> WORK TO COMPLETE
Reproduce every record below exactly as written, leaving out any pictures.

EXCERPTED RECORDS start

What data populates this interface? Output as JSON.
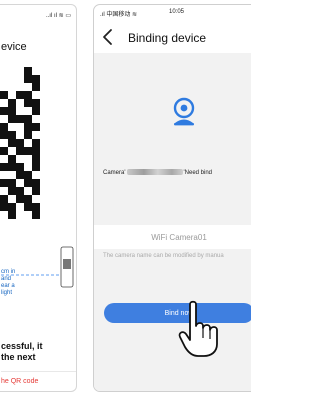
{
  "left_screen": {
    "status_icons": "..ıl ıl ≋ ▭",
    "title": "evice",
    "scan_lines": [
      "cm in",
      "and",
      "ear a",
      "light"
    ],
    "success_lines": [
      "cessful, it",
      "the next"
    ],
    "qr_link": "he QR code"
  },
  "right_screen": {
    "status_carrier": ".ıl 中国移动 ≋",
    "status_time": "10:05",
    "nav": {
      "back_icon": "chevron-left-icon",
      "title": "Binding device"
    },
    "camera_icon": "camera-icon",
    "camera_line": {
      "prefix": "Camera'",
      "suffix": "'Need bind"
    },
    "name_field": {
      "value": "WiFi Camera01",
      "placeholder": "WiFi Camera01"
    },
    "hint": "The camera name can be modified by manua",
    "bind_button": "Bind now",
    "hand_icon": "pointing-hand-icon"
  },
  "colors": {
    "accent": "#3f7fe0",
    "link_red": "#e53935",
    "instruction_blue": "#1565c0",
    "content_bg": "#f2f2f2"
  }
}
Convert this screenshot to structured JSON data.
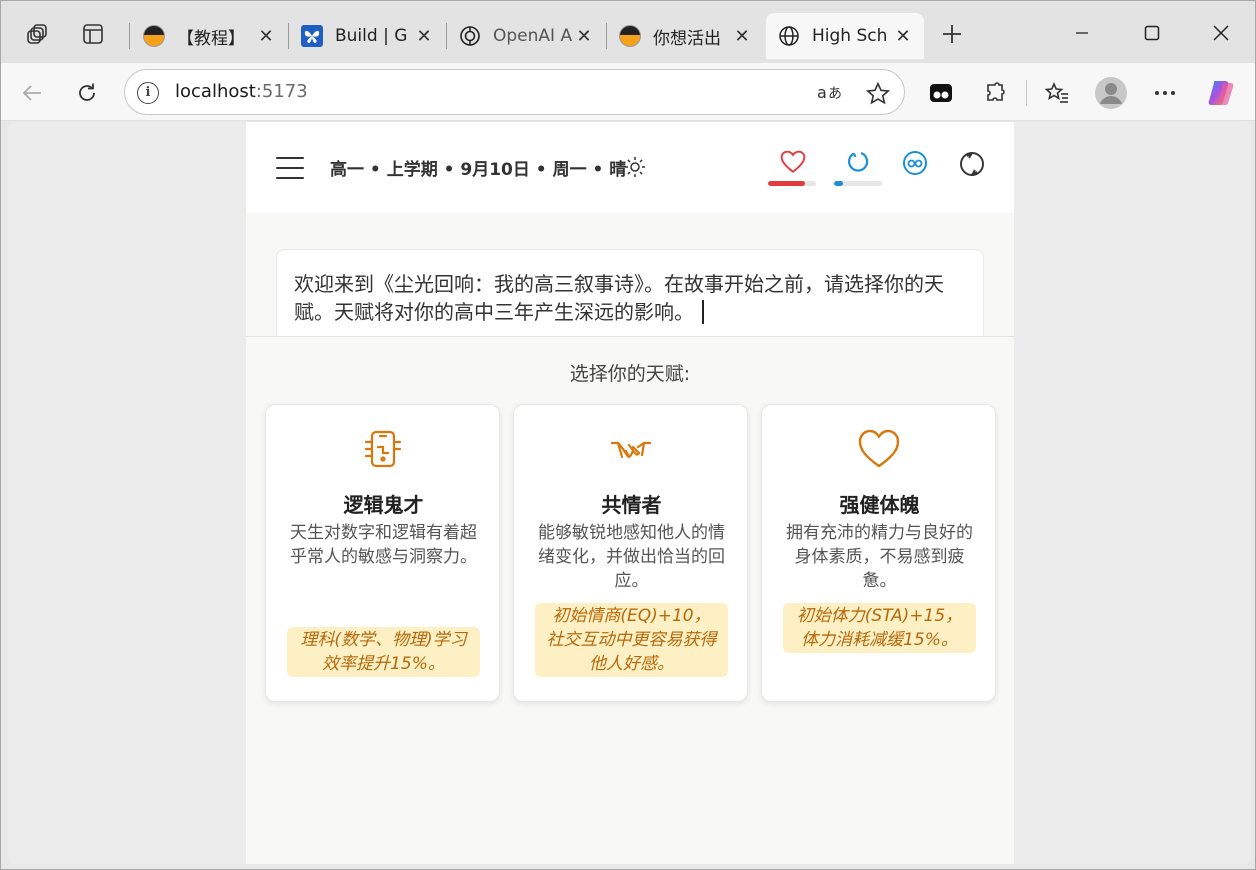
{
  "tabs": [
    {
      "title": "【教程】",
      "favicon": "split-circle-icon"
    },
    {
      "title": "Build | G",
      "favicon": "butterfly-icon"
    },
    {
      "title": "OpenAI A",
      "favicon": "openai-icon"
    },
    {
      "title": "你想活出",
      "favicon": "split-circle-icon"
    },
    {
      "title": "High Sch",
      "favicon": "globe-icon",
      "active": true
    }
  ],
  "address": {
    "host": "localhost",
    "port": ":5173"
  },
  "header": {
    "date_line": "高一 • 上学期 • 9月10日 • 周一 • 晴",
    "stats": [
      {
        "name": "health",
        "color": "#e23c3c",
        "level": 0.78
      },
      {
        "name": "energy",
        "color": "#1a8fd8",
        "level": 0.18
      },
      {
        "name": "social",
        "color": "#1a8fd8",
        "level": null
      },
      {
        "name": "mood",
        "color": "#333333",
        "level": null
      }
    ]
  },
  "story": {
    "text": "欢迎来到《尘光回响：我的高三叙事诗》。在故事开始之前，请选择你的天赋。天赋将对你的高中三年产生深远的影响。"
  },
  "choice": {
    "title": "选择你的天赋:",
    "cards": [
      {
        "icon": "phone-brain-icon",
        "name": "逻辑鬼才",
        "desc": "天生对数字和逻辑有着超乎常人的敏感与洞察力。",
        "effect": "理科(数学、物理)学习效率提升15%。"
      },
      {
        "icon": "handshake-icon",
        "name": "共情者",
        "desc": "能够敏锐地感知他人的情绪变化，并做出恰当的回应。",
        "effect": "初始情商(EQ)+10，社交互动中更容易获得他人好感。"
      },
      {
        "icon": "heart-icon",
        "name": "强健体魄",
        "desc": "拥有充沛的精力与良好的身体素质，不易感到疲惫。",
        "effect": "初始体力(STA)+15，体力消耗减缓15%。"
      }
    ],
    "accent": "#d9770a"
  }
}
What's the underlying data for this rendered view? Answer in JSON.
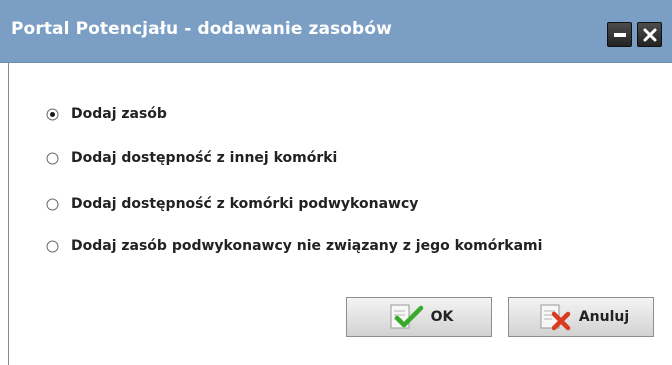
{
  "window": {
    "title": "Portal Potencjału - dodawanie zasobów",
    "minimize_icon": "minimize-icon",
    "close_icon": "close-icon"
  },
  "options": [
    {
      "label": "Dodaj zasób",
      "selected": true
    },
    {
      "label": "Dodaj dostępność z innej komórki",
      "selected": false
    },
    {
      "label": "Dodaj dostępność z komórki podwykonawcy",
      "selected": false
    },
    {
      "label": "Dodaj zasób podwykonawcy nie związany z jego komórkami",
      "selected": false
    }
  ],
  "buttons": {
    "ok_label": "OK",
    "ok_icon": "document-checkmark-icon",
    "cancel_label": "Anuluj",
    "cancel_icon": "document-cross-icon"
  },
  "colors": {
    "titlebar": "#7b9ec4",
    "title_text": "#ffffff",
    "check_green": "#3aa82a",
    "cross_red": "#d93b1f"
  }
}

EXCERPTED RECORDS end

> EXERCISE SOLUTION
What data populates this interface? Output as JSON.
{
  "left_screen": {
    "status_icons": "..ıl ıl ≋ ▭",
    "title": "evice",
    "scan_lines": [
      "cm in",
      "and",
      "ear a",
      "light"
    ],
    "success_lines": [
      "cessful, it",
      "the next"
    ],
    "qr_link": "he QR code"
  },
  "right_screen": {
    "status_carrier": ".ıl 中国移动 ≋",
    "status_time": "10:05",
    "nav": {
      "back_icon": "chevron-left-icon",
      "title": "Binding device"
    },
    "camera_icon": "camera-icon",
    "camera_line": {
      "prefix": "Camera'",
      "suffix": "'Need bind"
    },
    "name_field": {
      "value": "WiFi Camera01",
      "placeholder": "WiFi Camera01"
    },
    "hint": "The camera name can be modified by manua",
    "bind_button": "Bind now",
    "hand_icon": "pointing-hand-icon"
  },
  "colors": {
    "accent": "#3f7fe0",
    "link_red": "#e53935",
    "instruction_blue": "#1565c0",
    "content_bg": "#f2f2f2"
  }
}
Convert this screenshot to structured JSON data.
{
  "tabs": [
    {
      "title": "【教程】",
      "favicon": "split-circle-icon"
    },
    {
      "title": "Build | G",
      "favicon": "butterfly-icon"
    },
    {
      "title": "OpenAI A",
      "favicon": "openai-icon"
    },
    {
      "title": "你想活出",
      "favicon": "split-circle-icon"
    },
    {
      "title": "High Sch",
      "favicon": "globe-icon",
      "active": true
    }
  ],
  "address": {
    "host": "localhost",
    "port": ":5173"
  },
  "header": {
    "date_line": "高一 • 上学期 • 9月10日 • 周一 • 晴",
    "stats": [
      {
        "name": "health",
        "color": "#e23c3c",
        "level": 0.78
      },
      {
        "name": "energy",
        "color": "#1a8fd8",
        "level": 0.18
      },
      {
        "name": "social",
        "color": "#1a8fd8",
        "level": null
      },
      {
        "name": "mood",
        "color": "#333333",
        "level": null
      }
    ]
  },
  "story": {
    "text": "欢迎来到《尘光回响：我的高三叙事诗》。在故事开始之前，请选择你的天赋。天赋将对你的高中三年产生深远的影响。"
  },
  "choice": {
    "title": "选择你的天赋:",
    "cards": [
      {
        "icon": "phone-brain-icon",
        "name": "逻辑鬼才",
        "desc": "天生对数字和逻辑有着超乎常人的敏感与洞察力。",
        "effect": "理科(数学、物理)学习效率提升15%。"
      },
      {
        "icon": "handshake-icon",
        "name": "共情者",
        "desc": "能够敏锐地感知他人的情绪变化，并做出恰当的回应。",
        "effect": "初始情商(EQ)+10，社交互动中更容易获得他人好感。"
      },
      {
        "icon": "heart-icon",
        "name": "强健体魄",
        "desc": "拥有充沛的精力与良好的身体素质，不易感到疲惫。",
        "effect": "初始体力(STA)+15，体力消耗减缓15%。"
      }
    ],
    "accent": "#d9770a"
  }
}
What's the underlying data for this rendered view? Answer in JSON.
{
  "window": {
    "title": "Portal Potencjału - dodawanie zasobów",
    "minimize_icon": "minimize-icon",
    "close_icon": "close-icon"
  },
  "options": [
    {
      "label": "Dodaj zasób",
      "selected": true
    },
    {
      "label": "Dodaj dostępność z innej komórki",
      "selected": false
    },
    {
      "label": "Dodaj dostępność z komórki podwykonawcy",
      "selected": false
    },
    {
      "label": "Dodaj zasób podwykonawcy nie związany z jego komórkami",
      "selected": false
    }
  ],
  "buttons": {
    "ok_label": "OK",
    "ok_icon": "document-checkmark-icon",
    "cancel_label": "Anuluj",
    "cancel_icon": "document-cross-icon"
  },
  "colors": {
    "titlebar": "#7b9ec4",
    "title_text": "#ffffff",
    "check_green": "#3aa82a",
    "cross_red": "#d93b1f"
  }
}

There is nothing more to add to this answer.